• [UIT TE VOEREN]: Noem alle onderdelen van het object Gemaal uit Tabel 14 van het kostendekkingsplan riolering. Geef bij elk onderdeel de eenheidsprijs.

B9 KOSTENDEKKINGSPLAN RIOLERINGEN

 

B9.1Uitgangspunten kostendekkingsberekeningen

We hebben een eigen kostendekkingsmodel van onze gemeente gebruikt om onze rioolheffing mee te kunnen berekenen. In deze berekening hanteren we de volgende uitgangspunten.

 

  • 1.

    Berekeningsmethode

    De financiën, uitgaven en bepaling van de rioolheffing, zijn verwerkt met een eigen rekenmodel door financieel medewerkers van onze gemeente.

  • 2.

    Planningshorizon

    Bij de berekening van de rioolheffing is uitgegaan van een planningshorizon op het jaar 2053. We hebben de uitgaven voor de periode 2023-2083 betrokken in de berekening.

  • 3.

    Inflatie

    In de berekening wordt inflatie buiten beschouwing gelaten. Bij de jaarlijkse vaststelling van de heffing wordend e bedragen geïndexeerd met een over de gehele begroting toegepaste index.

  • 4.

    Rentevoet

    Er is een rentevoet van 0% gehanteerd. Dit betreft de rente voor kapitaalleningen. Aan de tariefegalisatievoorziening wordt geen rente toegerekend.

  • 5.

    Prijspeil

    Alle in het GRP genoemde uitgaven zijn op prijspeil 1 januari 2022, inclusief van toepassing zijnde bijkomende kosten uitvoering, winst en risico, voorbereiding, honorarium en toezicht en exclusief BTW. De rioolheffingsberekening is inclusief de compensabele BTW. De berekende rioolheffing moet met de jaarlijks optredende inflatie worden gecorrigeerd.

  • 6.

    Eenheidsprijzen

    Voor de berekening van de investeringskosten van de vrijvervalriolering is gebruik gemaakt van de eenheidsprijzen uit de Kennisbank Riolering, inclusief kosten voor bemaling en opleveringsinspectie. Daarbij tellen we een eigen toeslag op voor de afvoer en acceptatiekosten van grond. Voor persleidingen gebruiken we ook de eenheidsprijzen uit de Kennisbank Riolering. Voor de andere objecten gebruiken we eigen eenheidsprijzen zoals weergegeven in onderstaande Tabel 14.

     

    Tabel 14Eenheidsprijzen vervanging rioolobjecten

    Object

    Onderdeel

    Eenheidsprijs in Euro (excl. btw)

    Drukriolering

    Pomp

    € 5.387

    Pompput

    € 4.309

    Gemaal

    Gemaalpomp

    € 23.200

    Gemaalput

    € 24.400

    Kast

    € 1.500

    Besturing

    € 11.600

    Randvoorzieningen

    Bouwkundig

    Locatieafhankelijk

    Mechanisch

    € 24.400

    Kast

    € 1.500

    Besturing

    Locatieafhankelijk

  • 7.

• [RUWE RIJEN]:
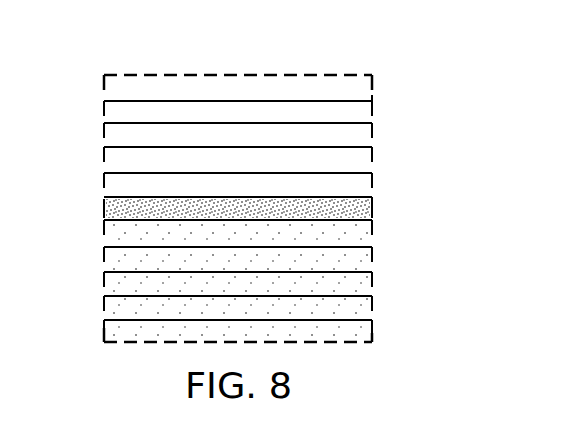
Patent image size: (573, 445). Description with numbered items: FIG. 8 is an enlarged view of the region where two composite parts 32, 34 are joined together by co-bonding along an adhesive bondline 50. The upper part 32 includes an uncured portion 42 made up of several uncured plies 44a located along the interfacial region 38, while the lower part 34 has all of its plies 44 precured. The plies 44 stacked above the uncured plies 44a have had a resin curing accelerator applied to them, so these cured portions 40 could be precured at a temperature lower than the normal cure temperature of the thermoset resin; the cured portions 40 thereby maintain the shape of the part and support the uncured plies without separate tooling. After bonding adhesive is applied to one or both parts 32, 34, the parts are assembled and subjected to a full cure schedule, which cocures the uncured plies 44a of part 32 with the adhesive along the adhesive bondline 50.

The part 32 is at (112, 85).
The part 34 is at (112, 333).
The interfacial region 38 is at (449, 188).
The cured portions 40 is at (363, 308).
The uncured portion 42 is at (366, 108).
The plies 44 is at (285, 112).
The uncured plies 44a is at (195, 137).
The adhesive bondline 50 is at (366, 205).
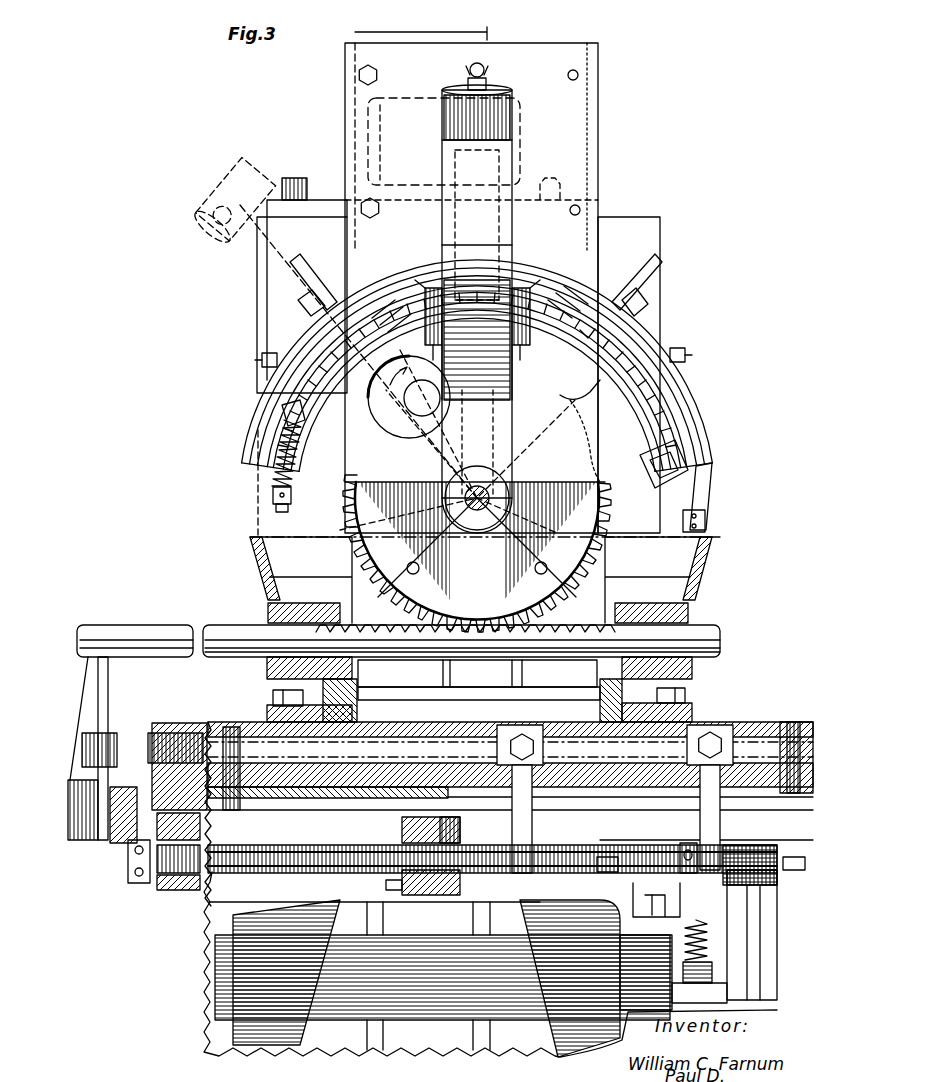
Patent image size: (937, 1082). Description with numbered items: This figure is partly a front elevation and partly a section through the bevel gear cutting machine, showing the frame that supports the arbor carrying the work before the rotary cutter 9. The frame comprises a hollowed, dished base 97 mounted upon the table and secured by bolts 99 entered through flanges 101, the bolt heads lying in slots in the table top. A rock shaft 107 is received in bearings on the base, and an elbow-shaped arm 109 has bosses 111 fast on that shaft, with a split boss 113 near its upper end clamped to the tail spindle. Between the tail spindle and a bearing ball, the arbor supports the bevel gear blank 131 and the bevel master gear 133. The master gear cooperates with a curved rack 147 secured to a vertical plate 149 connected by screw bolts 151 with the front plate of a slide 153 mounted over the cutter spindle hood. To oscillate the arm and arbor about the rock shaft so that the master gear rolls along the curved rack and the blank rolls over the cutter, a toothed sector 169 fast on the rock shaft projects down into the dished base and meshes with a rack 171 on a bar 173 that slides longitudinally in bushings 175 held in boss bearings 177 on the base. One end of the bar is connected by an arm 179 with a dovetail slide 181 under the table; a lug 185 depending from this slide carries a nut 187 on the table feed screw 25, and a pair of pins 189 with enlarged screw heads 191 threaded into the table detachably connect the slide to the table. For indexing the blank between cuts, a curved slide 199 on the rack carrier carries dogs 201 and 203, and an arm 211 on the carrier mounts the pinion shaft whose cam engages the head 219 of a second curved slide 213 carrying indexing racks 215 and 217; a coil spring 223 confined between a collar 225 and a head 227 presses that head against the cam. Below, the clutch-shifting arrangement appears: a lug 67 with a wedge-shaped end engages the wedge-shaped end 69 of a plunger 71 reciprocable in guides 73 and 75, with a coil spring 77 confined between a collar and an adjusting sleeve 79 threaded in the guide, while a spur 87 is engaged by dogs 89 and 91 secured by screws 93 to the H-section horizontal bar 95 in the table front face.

The rotary cutter 9 is at (403, 438).
The screw 25 is at (300, 874).
The lug 67 is at (680, 870).
The wedge-shaped end 69 is at (672, 905).
The plunger 71 is at (712, 945).
The guide 73 is at (654, 915).
The guide 75 is at (714, 994).
The coil spring 77 is at (680, 955).
The adjusting sleeve 79 is at (714, 970).
The spur 87 is at (608, 872).
The dog 89 is at (533, 830).
The dog 91 is at (700, 828).
The screw 93 is at (520, 740).
The horizontal bar 95 is at (408, 738).
The base 97 is at (698, 560).
The bolt 99 is at (278, 698).
The flange 101 is at (268, 716).
The rock shaft 107 is at (490, 498).
The elbow-shaped arm 109 is at (520, 430).
The boss 111 is at (500, 482).
The boss 113 is at (512, 115).
The bevel gear blank 131 is at (502, 400).
The bevel master gear 133 is at (498, 307).
The curved rack 147 is at (514, 275).
The vertical plate 149 is at (588, 141).
The screw bolt 151 is at (358, 75).
The slide 153 is at (490, 33).
The toothed sector 169 is at (372, 512).
The rack 171 is at (461, 628).
The bar 173 is at (168, 625).
The bushing 175 is at (268, 613).
The boss bearing 177 is at (720, 572).
The arm 179 is at (106, 694).
The dovetail slide 181 is at (125, 790).
The lug 185 is at (402, 825).
The nut 187 is at (402, 880).
The pin 189 is at (185, 723).
The screw head 191 is at (231, 727).
The curved slide 199 is at (388, 285).
The dog 201 is at (290, 264).
The dog 203 is at (648, 266).
The arm 211 is at (600, 485).
The curved slide 213 is at (571, 364).
The indexing rack 215 is at (335, 358).
The indexing rack 217 is at (600, 350).
The head 219 is at (690, 450).
The coil spring 223 is at (276, 453).
The collar 225 is at (272, 494).
The head 227 is at (283, 412).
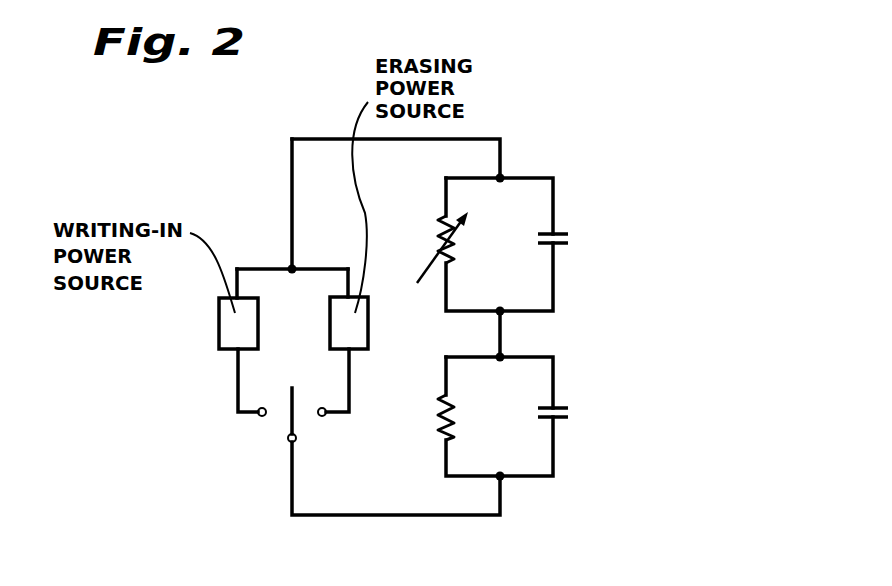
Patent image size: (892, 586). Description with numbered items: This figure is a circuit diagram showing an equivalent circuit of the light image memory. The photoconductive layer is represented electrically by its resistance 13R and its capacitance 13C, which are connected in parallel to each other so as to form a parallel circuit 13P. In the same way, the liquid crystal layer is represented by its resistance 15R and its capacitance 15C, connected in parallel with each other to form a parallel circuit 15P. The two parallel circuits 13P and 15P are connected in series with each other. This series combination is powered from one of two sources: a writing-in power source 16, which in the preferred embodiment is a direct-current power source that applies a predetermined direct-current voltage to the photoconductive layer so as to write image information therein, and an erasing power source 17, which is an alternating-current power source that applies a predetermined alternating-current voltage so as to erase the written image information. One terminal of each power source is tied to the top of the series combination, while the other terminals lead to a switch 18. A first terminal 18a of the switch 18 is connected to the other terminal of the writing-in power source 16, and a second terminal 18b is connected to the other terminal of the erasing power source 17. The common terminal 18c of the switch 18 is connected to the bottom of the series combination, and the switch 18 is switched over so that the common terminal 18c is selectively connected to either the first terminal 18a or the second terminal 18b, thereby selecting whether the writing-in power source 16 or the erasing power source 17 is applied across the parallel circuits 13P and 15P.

• [DEFINITIEF ANTWOORD]:
- Gemaalpomp: € 23.200
- Gemaalput: € 24.400
- Kast: € 1.500
- Besturing: € 11.600